> _The request_
Below are the records; pull every line that includes "mistakes".

** start Extracted records **

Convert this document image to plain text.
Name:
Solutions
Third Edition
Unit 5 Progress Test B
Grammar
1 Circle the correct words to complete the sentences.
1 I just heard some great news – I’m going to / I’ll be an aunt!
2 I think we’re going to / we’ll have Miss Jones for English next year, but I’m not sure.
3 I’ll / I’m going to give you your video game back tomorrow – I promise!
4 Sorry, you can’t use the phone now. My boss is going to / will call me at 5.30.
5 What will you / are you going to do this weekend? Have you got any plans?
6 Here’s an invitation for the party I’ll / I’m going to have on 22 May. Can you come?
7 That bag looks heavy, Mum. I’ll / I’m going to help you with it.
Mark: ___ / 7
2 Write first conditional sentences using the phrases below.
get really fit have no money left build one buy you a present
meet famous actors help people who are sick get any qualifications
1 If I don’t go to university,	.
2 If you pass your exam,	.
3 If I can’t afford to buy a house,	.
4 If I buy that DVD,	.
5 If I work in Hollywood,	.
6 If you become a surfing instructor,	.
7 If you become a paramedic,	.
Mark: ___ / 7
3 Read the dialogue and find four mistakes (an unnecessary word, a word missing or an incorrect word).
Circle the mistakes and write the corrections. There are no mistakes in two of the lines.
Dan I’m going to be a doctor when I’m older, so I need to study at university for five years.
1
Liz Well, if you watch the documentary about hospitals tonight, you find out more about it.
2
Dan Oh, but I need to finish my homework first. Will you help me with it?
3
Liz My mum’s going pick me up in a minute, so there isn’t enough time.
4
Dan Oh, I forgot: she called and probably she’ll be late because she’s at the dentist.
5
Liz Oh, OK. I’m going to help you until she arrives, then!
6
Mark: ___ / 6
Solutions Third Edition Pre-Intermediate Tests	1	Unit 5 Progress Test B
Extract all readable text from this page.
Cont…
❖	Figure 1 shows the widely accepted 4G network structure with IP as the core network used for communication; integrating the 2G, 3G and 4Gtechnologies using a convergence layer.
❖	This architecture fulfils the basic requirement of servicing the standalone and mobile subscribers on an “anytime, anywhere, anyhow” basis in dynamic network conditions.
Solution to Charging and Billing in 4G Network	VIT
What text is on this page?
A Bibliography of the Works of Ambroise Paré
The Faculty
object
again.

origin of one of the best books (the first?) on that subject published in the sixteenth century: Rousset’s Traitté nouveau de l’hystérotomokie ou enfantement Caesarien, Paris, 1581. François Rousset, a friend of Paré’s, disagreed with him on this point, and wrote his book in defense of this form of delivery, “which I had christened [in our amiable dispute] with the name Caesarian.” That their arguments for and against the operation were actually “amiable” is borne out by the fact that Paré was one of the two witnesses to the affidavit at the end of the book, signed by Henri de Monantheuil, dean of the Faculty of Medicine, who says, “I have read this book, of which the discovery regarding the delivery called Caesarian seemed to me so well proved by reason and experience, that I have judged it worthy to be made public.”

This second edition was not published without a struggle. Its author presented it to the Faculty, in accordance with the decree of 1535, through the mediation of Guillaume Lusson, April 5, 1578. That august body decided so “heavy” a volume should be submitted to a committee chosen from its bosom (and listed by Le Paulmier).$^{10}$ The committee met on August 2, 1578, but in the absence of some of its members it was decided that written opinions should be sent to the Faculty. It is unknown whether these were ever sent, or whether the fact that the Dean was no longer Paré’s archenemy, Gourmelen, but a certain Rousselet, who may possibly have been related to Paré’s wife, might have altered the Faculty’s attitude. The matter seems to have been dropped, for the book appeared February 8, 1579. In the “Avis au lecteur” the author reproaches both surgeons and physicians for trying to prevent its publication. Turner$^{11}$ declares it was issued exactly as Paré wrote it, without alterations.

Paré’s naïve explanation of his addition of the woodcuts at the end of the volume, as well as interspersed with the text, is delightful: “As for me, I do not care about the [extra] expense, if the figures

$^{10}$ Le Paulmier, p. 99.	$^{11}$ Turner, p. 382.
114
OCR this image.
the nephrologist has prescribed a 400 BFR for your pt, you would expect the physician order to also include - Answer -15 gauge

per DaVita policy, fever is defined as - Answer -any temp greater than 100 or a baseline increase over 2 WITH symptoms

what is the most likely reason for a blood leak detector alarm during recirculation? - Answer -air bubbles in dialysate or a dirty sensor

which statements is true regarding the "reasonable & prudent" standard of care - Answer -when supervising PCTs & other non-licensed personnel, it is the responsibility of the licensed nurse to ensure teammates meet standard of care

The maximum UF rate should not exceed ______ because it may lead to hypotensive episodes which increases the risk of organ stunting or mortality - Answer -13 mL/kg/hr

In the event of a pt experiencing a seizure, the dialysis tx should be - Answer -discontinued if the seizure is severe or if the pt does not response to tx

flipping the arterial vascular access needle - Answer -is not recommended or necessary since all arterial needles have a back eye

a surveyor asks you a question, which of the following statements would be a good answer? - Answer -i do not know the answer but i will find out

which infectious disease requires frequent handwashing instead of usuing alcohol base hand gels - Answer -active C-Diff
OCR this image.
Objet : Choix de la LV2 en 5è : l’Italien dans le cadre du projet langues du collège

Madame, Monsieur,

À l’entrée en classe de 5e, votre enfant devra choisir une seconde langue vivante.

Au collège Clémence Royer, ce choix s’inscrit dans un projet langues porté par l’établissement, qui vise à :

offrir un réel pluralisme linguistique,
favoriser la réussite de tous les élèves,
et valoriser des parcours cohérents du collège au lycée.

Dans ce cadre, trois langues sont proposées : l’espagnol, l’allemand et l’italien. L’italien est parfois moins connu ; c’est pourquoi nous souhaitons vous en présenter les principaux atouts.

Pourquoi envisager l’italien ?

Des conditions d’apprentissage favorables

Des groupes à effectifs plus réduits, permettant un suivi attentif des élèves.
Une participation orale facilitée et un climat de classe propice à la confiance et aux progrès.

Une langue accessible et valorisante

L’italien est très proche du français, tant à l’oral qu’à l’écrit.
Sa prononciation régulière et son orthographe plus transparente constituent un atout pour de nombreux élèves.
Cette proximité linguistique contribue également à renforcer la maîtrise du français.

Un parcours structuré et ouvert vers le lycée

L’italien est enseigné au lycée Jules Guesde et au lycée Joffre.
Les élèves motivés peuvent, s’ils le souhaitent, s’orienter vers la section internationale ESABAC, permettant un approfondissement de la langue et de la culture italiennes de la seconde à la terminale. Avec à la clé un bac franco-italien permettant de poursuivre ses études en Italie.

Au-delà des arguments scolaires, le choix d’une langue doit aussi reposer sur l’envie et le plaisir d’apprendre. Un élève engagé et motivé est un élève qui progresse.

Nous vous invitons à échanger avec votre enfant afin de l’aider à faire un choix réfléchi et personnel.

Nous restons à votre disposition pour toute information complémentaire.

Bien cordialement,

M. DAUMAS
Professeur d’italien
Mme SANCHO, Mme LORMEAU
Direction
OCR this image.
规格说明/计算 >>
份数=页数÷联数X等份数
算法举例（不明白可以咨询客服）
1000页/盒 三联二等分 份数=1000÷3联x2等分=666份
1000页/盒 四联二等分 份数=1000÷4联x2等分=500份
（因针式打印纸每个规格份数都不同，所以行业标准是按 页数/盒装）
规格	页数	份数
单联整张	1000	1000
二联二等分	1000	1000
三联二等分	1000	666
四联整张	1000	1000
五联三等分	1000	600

** end Extracted records **

> _Answer to the problem_
3 Read the dialogue and find four mistakes (an unnecessary word, a word missing or an incorrect word).
Circle the mistakes and write the corrections. There are no mistakes in two of the lines.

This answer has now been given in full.